**STATED PROBLEM**
Look through the lines below and extract each one that contains "name".

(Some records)
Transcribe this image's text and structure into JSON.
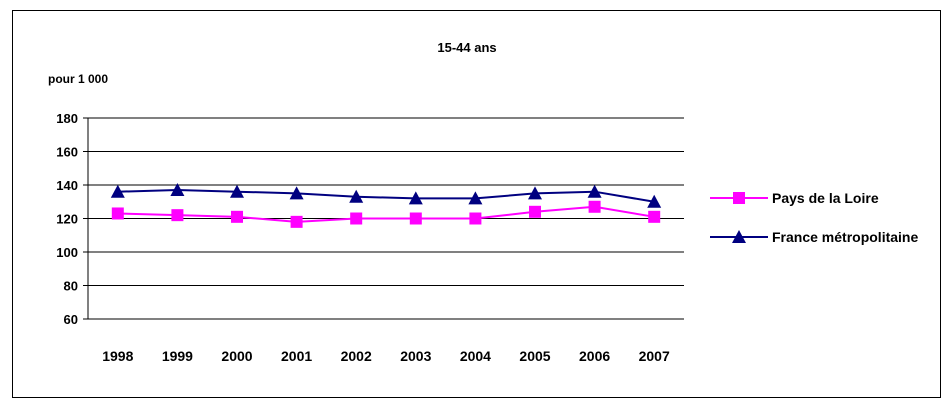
{
  "chart_data": {
    "type": "line",
    "title": "15-44 ans",
    "ylabel": "pour 1 000",
    "xlabel": "",
    "categories": [
      "1998",
      "1999",
      "2000",
      "2001",
      "2002",
      "2003",
      "2004",
      "2005",
      "2006",
      "2007"
    ],
    "ylim": [
      60,
      180
    ],
    "yticks": [
      60,
      80,
      100,
      120,
      140,
      160,
      180
    ],
    "grid": true,
    "legend_position": "right",
    "series": [
      {
        "name": "Pays de la Loire",
        "color": "#ff00ff",
        "marker": "square",
        "values": [
          123,
          122,
          121,
          118,
          120,
          120,
          120,
          124,
          127,
          121
        ]
      },
      {
        "name": "France métropolitaine",
        "color": "#000080",
        "marker": "triangle",
        "values": [
          136,
          137,
          136,
          135,
          133,
          132,
          132,
          135,
          136,
          130
        ]
      }
    ]
  }
}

**EXERCISE ANSWER**
        "name": "Pays de la Loire",
        "name": "France métropolitaine",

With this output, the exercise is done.